- Data for this task:
--- Start ---

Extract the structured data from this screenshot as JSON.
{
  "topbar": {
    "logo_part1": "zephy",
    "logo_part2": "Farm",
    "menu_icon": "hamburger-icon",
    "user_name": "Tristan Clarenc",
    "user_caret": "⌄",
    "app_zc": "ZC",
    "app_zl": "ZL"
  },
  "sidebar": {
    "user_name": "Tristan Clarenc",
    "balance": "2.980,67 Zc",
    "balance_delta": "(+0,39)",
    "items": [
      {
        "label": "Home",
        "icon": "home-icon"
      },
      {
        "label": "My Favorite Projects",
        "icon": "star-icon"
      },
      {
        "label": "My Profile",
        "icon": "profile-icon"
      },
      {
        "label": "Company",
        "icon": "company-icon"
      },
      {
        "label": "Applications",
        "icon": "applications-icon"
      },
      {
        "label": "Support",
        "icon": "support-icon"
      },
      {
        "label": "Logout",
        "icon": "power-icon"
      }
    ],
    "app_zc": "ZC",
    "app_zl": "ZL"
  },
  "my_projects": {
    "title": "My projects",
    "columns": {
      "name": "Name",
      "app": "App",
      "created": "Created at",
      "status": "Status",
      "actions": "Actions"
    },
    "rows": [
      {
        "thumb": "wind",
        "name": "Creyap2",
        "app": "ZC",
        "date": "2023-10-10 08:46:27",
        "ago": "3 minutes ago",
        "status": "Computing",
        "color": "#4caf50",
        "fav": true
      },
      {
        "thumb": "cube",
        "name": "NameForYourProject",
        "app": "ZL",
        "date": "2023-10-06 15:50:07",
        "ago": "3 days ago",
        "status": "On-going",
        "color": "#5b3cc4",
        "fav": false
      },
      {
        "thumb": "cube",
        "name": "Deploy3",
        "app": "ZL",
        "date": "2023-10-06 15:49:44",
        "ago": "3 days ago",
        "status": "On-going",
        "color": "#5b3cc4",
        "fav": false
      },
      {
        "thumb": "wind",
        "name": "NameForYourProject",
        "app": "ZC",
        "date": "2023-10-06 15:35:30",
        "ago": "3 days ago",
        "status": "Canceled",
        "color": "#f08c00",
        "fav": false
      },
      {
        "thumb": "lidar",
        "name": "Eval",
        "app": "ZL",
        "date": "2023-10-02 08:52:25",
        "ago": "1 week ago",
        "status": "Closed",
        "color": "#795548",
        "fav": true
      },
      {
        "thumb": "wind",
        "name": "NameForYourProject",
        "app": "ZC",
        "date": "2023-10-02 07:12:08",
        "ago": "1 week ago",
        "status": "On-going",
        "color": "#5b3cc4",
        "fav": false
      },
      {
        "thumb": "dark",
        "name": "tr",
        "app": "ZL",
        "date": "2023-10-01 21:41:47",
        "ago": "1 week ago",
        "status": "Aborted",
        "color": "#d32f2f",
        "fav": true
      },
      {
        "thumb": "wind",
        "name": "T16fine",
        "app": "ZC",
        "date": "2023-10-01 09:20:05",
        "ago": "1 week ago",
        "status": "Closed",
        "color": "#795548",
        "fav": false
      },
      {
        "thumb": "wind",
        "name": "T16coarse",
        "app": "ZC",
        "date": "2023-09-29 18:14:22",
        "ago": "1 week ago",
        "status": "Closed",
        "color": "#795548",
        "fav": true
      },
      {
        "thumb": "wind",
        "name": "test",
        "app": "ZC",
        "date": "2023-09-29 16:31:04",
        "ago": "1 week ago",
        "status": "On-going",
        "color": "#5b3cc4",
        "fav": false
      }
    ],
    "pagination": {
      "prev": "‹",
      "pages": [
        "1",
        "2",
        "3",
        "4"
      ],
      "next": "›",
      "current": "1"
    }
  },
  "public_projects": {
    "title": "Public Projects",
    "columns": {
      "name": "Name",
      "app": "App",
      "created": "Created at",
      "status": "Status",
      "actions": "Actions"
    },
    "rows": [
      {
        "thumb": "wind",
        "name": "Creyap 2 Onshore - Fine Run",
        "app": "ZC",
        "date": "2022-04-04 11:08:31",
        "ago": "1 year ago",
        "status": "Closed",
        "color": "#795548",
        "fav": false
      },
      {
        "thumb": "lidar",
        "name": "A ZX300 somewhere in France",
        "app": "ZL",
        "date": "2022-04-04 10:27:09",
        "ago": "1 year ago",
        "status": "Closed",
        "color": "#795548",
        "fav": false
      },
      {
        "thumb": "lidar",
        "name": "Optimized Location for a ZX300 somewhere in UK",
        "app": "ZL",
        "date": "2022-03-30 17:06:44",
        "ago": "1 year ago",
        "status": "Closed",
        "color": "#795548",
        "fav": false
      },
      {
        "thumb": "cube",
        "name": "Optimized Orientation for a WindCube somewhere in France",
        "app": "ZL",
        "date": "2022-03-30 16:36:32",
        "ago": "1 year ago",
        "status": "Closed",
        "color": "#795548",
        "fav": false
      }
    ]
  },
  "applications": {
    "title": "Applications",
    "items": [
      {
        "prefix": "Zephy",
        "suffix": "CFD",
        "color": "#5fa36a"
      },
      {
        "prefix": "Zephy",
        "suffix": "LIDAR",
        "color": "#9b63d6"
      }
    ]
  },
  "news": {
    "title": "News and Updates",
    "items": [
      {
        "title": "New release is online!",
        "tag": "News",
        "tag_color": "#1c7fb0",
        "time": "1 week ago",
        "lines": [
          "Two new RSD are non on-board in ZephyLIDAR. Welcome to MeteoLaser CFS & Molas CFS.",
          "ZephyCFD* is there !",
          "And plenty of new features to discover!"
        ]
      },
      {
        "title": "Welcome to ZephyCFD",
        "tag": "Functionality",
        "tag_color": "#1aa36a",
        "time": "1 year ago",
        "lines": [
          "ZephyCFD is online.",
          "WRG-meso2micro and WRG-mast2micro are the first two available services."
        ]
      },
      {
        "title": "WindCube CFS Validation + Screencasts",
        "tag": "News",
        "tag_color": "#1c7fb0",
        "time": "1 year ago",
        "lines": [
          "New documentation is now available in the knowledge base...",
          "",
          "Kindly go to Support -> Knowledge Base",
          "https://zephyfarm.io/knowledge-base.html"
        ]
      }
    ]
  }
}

--- End ---
--- Start ---

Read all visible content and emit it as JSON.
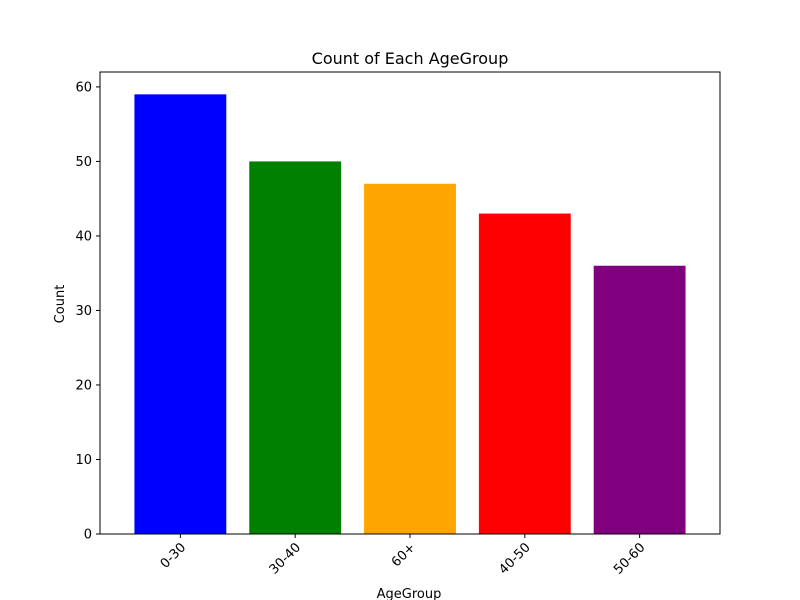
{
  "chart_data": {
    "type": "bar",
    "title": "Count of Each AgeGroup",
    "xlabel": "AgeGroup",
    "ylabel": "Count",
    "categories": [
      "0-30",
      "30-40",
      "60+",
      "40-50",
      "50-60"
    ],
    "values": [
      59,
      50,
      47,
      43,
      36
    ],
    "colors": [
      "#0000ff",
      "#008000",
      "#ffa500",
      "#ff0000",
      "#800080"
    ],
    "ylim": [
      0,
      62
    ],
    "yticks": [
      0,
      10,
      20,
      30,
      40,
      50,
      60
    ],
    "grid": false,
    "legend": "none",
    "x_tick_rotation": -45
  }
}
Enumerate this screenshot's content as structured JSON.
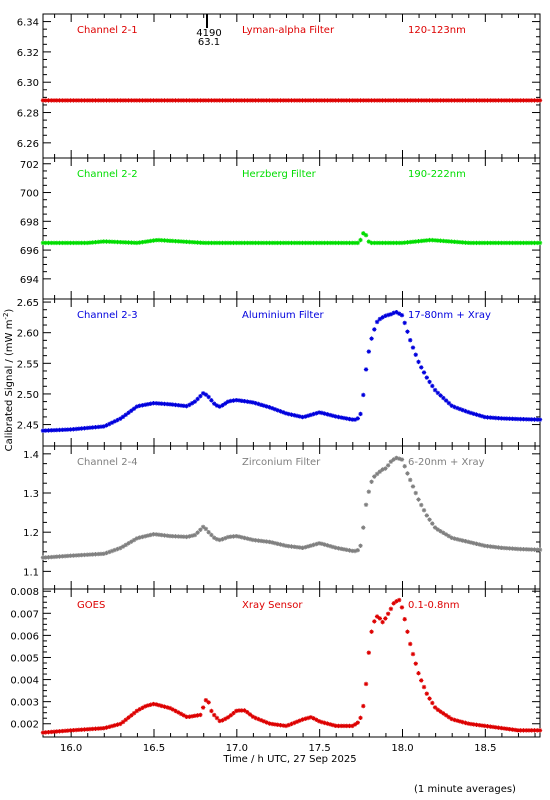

--- End ---

- Problem description: Starting at the line with "Read all visible content and emit it as JSON." and ending at the line with "Enumerate this screenshot's", copy each line exactly, both ends included. Do not copy the pictures.

- Task answer:
Read all visible content and emit it as JSON.
{
  "chart_data": {
    "type": "bar",
    "title": "Count of Each AgeGroup",
    "xlabel": "AgeGroup",
    "ylabel": "Count",
    "categories": [
      "0-30",
      "30-40",
      "60+",
      "40-50",
      "50-60"
    ],
    "values": [
      59,
      50,
      47,
      43,
      36
    ],
    "colors": [
      "#0000ff",
      "#008000",
      "#ffa500",
      "#ff0000",
      "#800080"
    ],
    "ylim": [
      0,
      62
    ],
    "yticks": [
      0,
      10,
      20,
      30,
      40,
      50,
      60
    ],
    "grid": false,
    "legend": "none",
    "x_tick_rotation": -45
  }
}
Enumerate this screenshot's content as structured JSON.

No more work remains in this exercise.